■ THE DATA:
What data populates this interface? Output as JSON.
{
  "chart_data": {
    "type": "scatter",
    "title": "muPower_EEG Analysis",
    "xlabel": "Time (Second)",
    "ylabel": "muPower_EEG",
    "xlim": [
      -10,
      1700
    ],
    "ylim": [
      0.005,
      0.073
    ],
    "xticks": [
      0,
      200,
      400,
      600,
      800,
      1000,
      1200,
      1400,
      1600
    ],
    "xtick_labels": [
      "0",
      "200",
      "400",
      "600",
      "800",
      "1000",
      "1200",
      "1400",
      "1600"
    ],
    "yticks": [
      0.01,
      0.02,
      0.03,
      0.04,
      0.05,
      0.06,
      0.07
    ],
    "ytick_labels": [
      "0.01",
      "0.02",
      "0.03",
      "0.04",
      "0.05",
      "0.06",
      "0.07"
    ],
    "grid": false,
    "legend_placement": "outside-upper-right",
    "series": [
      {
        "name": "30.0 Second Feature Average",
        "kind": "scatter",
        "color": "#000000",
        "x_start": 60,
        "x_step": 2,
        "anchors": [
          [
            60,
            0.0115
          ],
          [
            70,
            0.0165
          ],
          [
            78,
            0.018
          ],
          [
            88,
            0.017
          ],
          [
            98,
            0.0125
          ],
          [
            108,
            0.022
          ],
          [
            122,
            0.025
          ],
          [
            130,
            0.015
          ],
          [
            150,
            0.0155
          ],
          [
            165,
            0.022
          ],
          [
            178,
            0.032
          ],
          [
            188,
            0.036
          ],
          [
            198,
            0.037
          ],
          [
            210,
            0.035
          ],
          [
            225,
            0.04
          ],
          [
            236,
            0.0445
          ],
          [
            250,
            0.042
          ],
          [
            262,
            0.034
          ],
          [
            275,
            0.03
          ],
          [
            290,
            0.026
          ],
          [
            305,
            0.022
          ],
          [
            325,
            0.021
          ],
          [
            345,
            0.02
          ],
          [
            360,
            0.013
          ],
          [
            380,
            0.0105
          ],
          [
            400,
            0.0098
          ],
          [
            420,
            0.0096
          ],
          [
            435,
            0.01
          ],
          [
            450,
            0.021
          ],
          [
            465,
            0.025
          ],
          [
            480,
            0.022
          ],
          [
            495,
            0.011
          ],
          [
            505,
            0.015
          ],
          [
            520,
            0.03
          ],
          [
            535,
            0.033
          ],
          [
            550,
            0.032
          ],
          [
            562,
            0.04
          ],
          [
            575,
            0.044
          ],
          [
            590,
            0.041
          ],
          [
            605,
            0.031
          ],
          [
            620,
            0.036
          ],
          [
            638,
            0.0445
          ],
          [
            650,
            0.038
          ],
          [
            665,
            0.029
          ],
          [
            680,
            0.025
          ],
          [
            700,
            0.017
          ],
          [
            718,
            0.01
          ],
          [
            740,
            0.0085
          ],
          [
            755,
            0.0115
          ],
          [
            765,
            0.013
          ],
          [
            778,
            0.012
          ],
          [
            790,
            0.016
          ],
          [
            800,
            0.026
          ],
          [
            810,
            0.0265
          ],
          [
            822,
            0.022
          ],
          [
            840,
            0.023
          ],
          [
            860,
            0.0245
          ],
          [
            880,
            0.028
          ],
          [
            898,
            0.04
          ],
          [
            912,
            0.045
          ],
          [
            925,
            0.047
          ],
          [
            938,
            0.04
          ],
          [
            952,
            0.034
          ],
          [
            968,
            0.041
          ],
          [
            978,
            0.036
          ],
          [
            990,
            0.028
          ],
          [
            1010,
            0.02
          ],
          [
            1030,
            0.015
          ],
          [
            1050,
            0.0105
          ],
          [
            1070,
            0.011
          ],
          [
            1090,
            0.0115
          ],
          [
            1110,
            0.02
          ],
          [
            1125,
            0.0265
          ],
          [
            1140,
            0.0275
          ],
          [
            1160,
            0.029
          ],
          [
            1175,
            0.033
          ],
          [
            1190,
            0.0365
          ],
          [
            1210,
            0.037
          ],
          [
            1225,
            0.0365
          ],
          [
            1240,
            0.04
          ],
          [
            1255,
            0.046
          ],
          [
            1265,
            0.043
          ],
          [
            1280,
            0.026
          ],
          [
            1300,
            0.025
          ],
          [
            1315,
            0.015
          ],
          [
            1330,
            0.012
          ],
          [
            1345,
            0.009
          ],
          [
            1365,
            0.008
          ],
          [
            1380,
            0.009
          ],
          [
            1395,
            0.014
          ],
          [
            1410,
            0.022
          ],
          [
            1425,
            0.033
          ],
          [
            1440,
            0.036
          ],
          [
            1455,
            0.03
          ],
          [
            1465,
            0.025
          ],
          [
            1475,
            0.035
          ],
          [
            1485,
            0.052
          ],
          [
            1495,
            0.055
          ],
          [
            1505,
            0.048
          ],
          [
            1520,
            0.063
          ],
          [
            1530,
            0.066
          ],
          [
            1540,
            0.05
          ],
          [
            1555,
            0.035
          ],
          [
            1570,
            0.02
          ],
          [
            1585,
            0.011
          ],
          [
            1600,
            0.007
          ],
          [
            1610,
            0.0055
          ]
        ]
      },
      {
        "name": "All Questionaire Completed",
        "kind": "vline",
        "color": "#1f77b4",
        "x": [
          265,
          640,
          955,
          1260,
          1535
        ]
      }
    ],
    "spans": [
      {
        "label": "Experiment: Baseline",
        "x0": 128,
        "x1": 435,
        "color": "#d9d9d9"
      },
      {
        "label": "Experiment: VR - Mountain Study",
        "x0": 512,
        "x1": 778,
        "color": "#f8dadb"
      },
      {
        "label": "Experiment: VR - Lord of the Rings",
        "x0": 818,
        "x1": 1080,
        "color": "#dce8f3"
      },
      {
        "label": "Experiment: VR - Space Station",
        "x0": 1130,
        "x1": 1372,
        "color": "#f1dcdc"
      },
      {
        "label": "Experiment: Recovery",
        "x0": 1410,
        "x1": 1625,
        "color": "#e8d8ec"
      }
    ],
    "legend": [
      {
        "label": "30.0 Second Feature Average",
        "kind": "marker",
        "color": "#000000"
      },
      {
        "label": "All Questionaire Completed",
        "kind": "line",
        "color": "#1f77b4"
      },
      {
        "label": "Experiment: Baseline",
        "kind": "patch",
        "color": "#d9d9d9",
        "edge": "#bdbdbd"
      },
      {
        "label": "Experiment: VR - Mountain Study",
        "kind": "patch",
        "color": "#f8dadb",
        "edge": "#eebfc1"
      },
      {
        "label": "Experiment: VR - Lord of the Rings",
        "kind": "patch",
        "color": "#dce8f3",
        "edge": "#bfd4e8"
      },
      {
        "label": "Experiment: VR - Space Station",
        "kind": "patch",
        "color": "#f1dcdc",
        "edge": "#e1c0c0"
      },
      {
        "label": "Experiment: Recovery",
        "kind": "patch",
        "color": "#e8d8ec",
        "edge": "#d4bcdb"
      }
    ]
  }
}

■ PROBLEM TO SOLVE: Give the count of lines that hold the word "Feature", with nothing added.

■ SOLUTION FOR THIS PROBLEM: 2